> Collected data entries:
◆ ◆ ◆ ◆ ◆

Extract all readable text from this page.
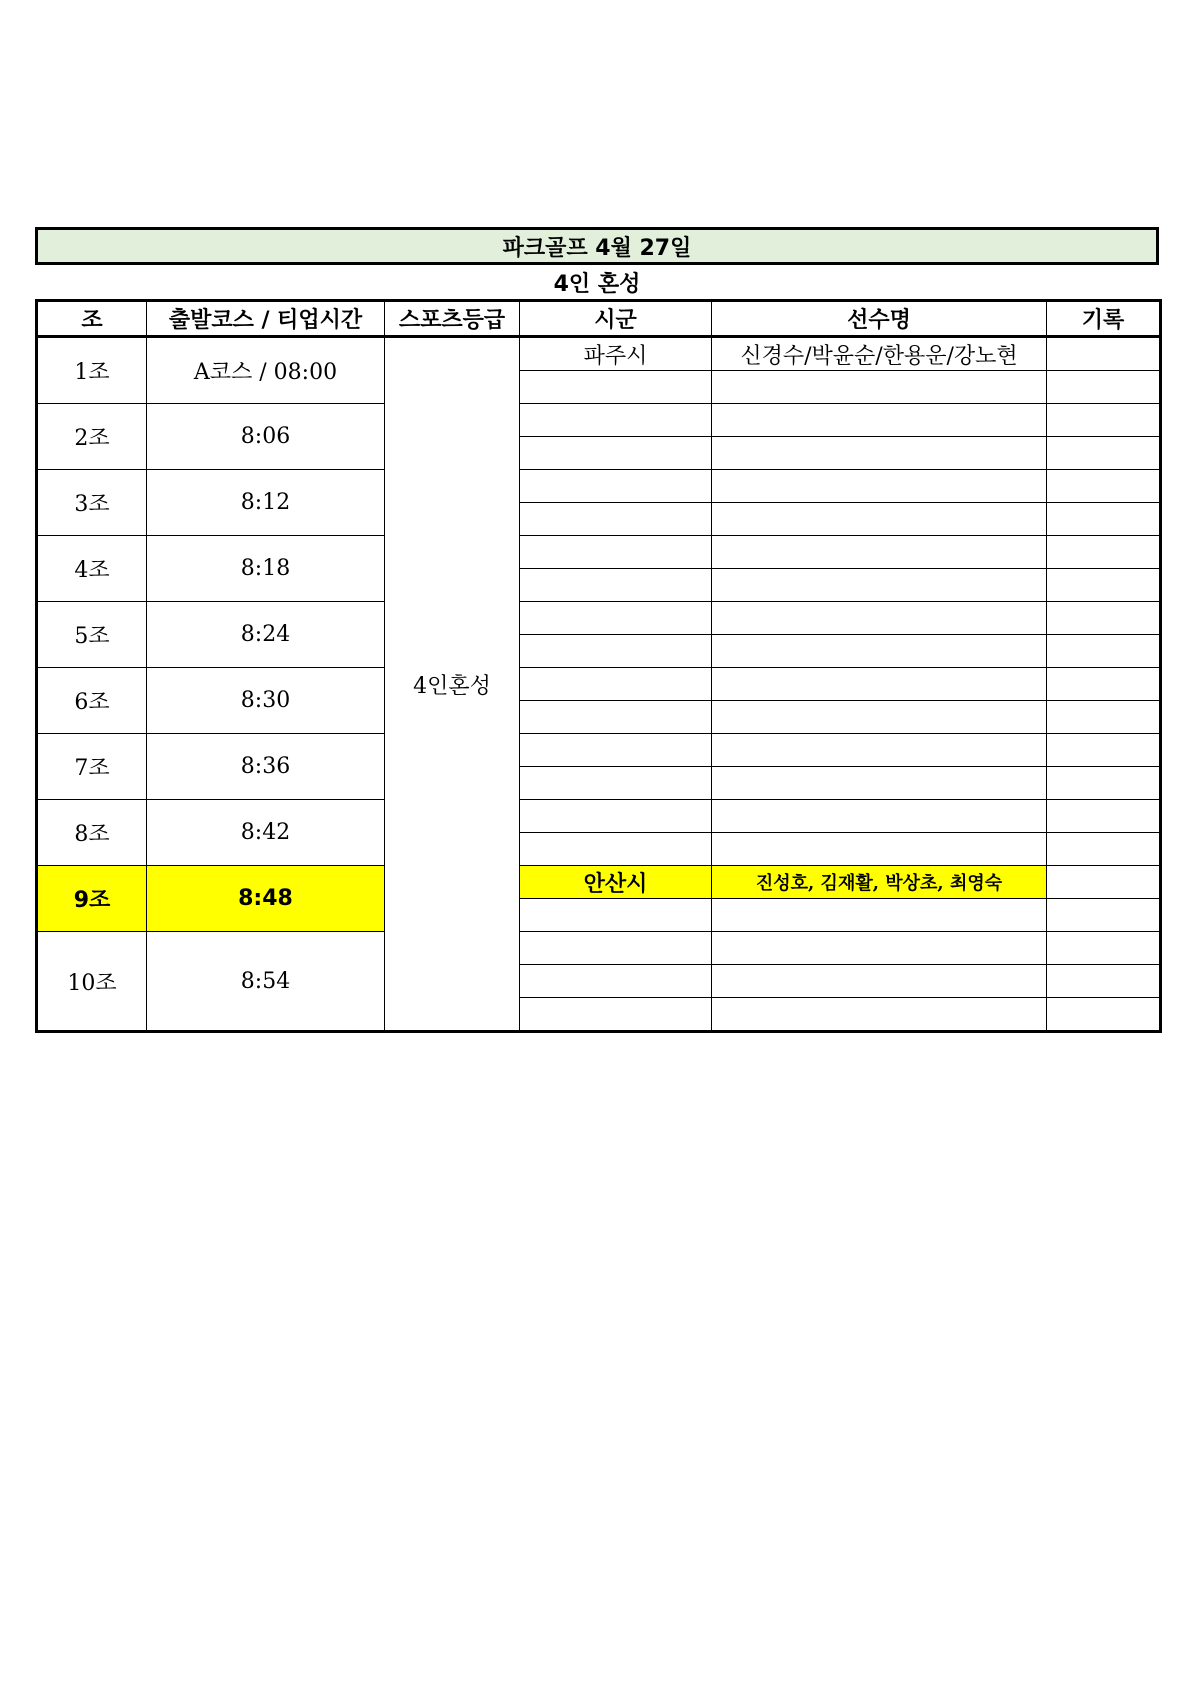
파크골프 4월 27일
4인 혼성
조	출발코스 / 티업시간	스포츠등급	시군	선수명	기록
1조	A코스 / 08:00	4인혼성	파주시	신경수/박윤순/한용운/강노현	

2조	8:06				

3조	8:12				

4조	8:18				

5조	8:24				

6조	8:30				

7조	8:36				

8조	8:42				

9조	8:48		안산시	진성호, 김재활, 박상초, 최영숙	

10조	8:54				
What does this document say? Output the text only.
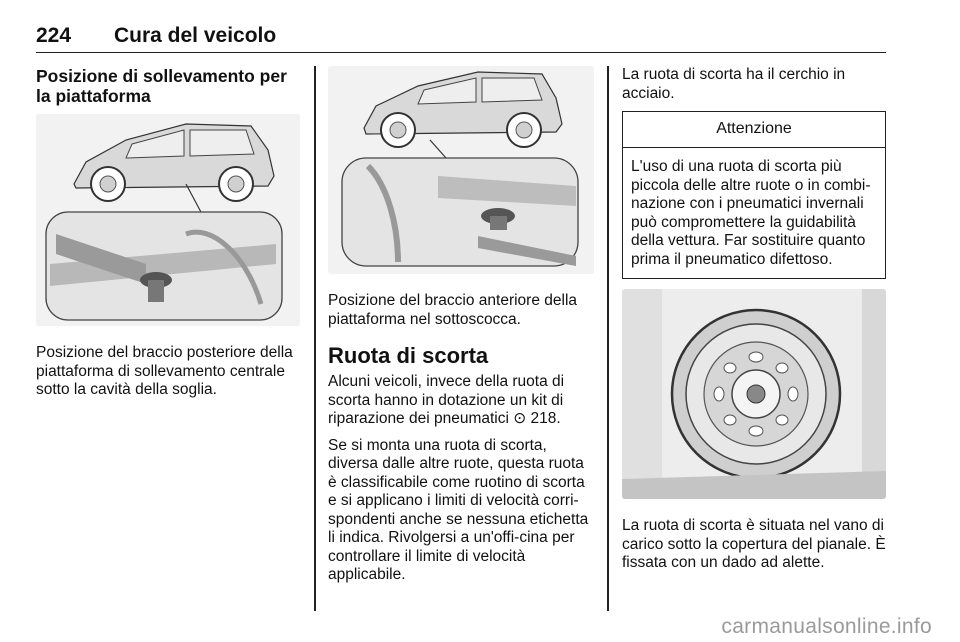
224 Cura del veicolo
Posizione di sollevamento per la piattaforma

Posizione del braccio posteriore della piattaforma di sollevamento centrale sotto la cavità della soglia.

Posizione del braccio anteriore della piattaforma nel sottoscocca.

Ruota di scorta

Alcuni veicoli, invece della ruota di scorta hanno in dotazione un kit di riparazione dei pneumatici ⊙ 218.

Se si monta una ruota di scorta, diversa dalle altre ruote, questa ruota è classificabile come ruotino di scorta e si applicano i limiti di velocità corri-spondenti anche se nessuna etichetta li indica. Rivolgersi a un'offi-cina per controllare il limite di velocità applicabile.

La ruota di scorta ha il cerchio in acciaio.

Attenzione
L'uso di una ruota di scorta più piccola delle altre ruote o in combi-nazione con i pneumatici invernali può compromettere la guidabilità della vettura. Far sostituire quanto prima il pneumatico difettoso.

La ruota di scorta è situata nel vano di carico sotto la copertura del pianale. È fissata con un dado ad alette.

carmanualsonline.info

◆ ◆ ◆ ◆ ◆

From the line holding "What does this" to the last line of the listing, please output each line exactly as it stands. Pictures stay out of the copy.

What does this document say? Output the text only.
224 Cura del veicolo
Posizione di sollevamento per la piattaforma

Posizione del braccio posteriore della piattaforma di sollevamento centrale sotto la cavità della soglia.

Posizione del braccio anteriore della piattaforma nel sottoscocca.

Ruota di scorta

Alcuni veicoli, invece della ruota di scorta hanno in dotazione un kit di riparazione dei pneumatici ⊙ 218.

Se si monta una ruota di scorta, diversa dalle altre ruote, questa ruota è classificabile come ruotino di scorta e si applicano i limiti di velocità corri-spondenti anche se nessuna etichetta li indica. Rivolgersi a un'offi-cina per controllare il limite di velocità applicabile.

La ruota di scorta ha il cerchio in acciaio.

Attenzione
L'uso di una ruota di scorta più piccola delle altre ruote o in combi-nazione con i pneumatici invernali può compromettere la guidabilità della vettura. Far sostituire quanto prima il pneumatico difettoso.

La ruota di scorta è situata nel vano di carico sotto la copertura del pianale. È fissata con un dado ad alette.

carmanualsonline.info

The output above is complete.